> [Your task]: Look through the material and copy each line holding "What".

##### Material

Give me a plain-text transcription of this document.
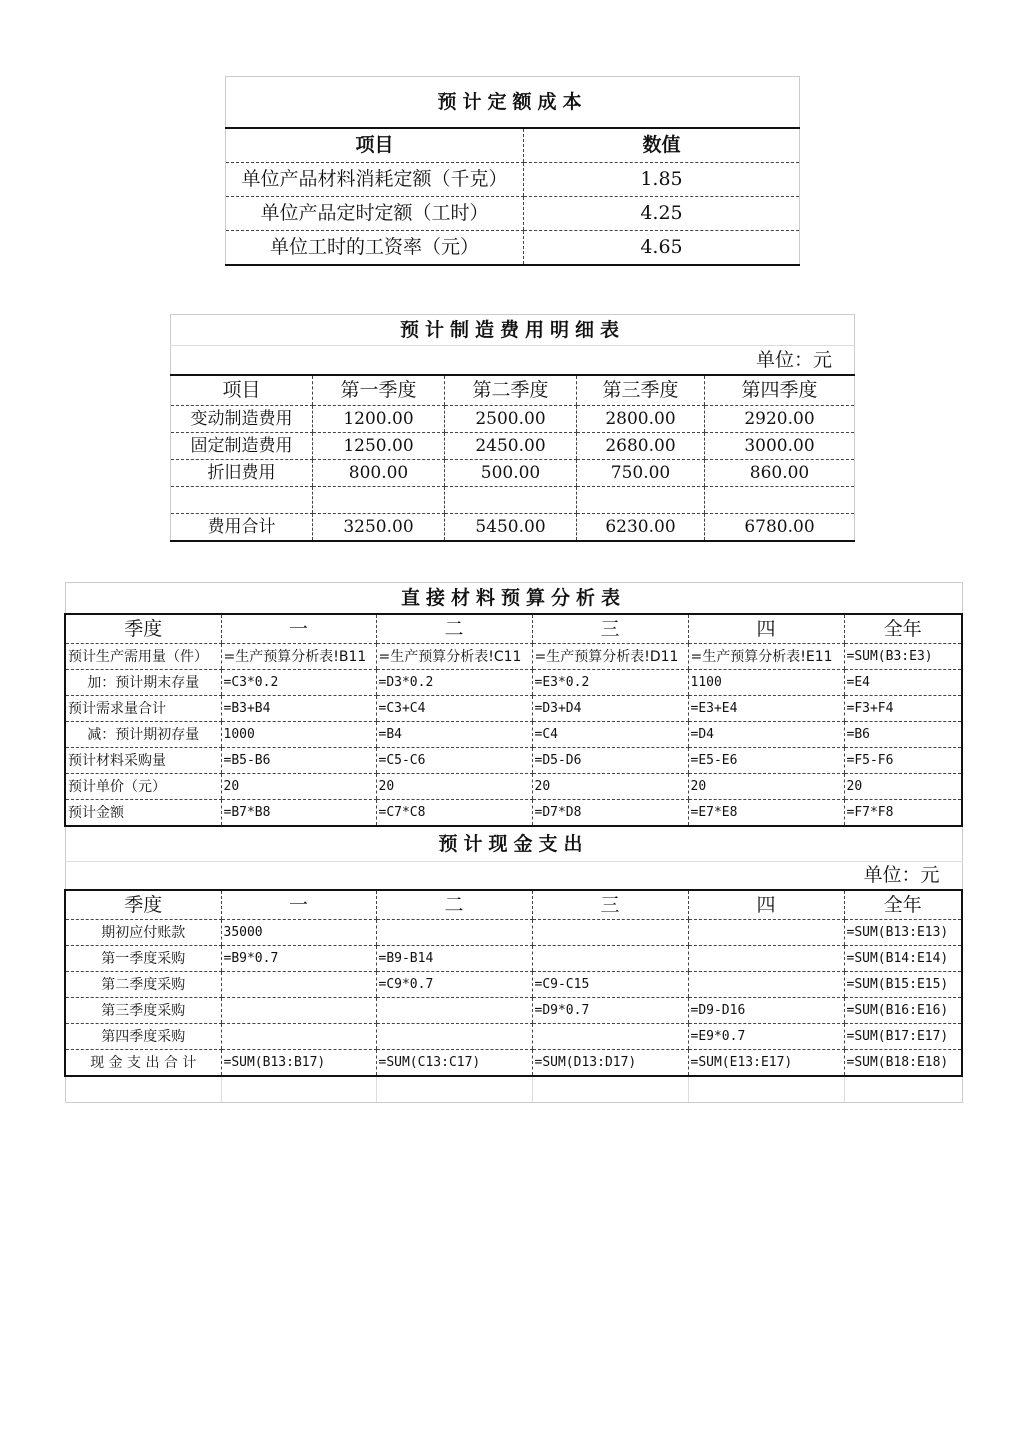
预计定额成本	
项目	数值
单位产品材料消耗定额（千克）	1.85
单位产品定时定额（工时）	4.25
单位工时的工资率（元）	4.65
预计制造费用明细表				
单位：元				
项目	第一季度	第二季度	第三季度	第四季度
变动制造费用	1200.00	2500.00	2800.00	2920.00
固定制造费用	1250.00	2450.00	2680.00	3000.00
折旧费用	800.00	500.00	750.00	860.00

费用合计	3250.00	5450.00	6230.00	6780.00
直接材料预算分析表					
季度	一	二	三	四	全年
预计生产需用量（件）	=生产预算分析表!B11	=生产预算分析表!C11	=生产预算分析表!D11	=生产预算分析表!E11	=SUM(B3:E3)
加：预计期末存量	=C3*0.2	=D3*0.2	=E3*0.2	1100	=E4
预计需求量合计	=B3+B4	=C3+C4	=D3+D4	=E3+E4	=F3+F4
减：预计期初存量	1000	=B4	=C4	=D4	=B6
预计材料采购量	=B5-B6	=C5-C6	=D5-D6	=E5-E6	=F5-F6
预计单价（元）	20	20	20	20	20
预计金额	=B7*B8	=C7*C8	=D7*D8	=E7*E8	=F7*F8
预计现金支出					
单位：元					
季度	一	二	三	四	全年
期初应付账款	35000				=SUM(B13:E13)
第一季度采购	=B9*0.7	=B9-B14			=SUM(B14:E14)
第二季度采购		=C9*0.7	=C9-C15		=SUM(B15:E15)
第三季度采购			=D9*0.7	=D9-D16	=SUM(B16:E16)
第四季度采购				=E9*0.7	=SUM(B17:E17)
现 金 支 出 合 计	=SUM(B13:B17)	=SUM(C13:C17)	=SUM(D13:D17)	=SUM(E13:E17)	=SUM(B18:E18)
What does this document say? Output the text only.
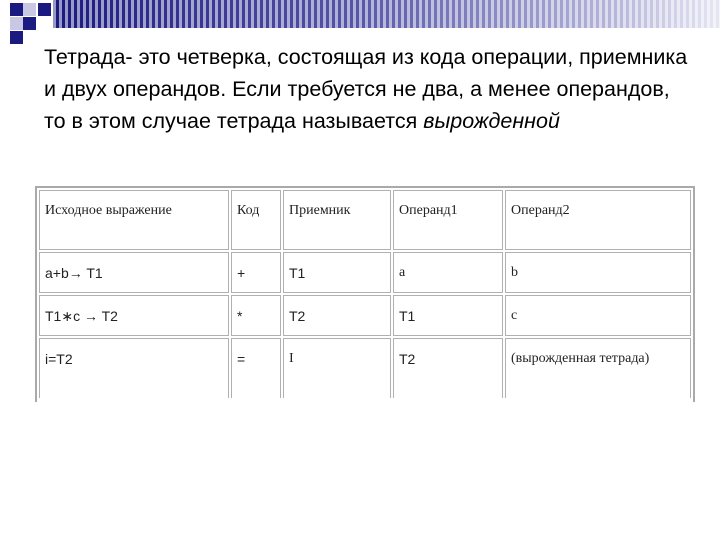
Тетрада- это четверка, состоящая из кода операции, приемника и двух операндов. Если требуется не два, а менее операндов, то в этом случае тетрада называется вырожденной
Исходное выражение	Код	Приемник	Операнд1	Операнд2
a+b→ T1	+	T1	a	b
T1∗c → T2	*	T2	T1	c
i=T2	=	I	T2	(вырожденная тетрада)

##########
##### Material

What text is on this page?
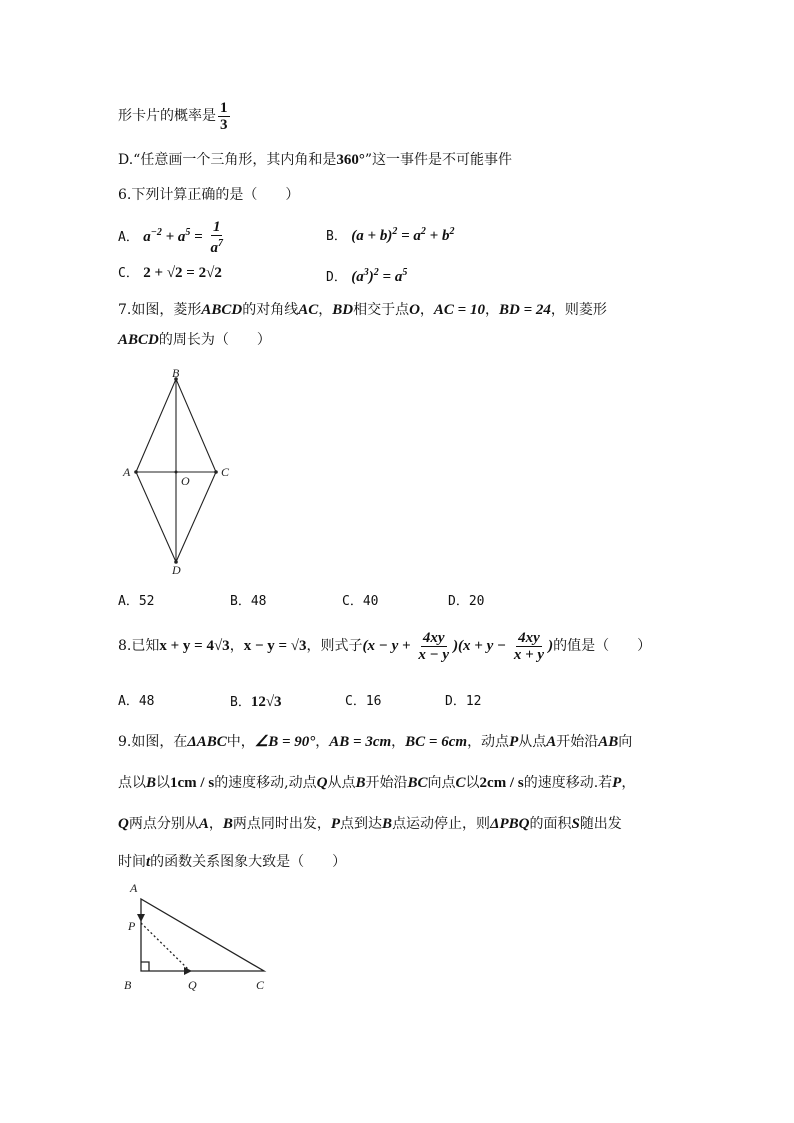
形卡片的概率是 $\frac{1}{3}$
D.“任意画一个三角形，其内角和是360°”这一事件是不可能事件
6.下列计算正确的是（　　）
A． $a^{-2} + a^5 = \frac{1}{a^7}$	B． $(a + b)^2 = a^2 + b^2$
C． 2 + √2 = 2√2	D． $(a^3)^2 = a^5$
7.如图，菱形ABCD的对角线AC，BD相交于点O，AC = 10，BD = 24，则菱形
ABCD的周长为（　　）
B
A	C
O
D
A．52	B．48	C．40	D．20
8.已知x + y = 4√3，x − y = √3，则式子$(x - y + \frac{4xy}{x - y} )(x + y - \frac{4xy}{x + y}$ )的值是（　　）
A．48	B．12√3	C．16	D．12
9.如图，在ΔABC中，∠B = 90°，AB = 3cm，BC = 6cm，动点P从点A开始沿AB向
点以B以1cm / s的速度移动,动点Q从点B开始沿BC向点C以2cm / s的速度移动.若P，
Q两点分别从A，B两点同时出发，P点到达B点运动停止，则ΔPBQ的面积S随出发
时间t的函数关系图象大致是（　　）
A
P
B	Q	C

##########

> [Solution for this task]:
What does this document say? Output the text only.
What text is on this page?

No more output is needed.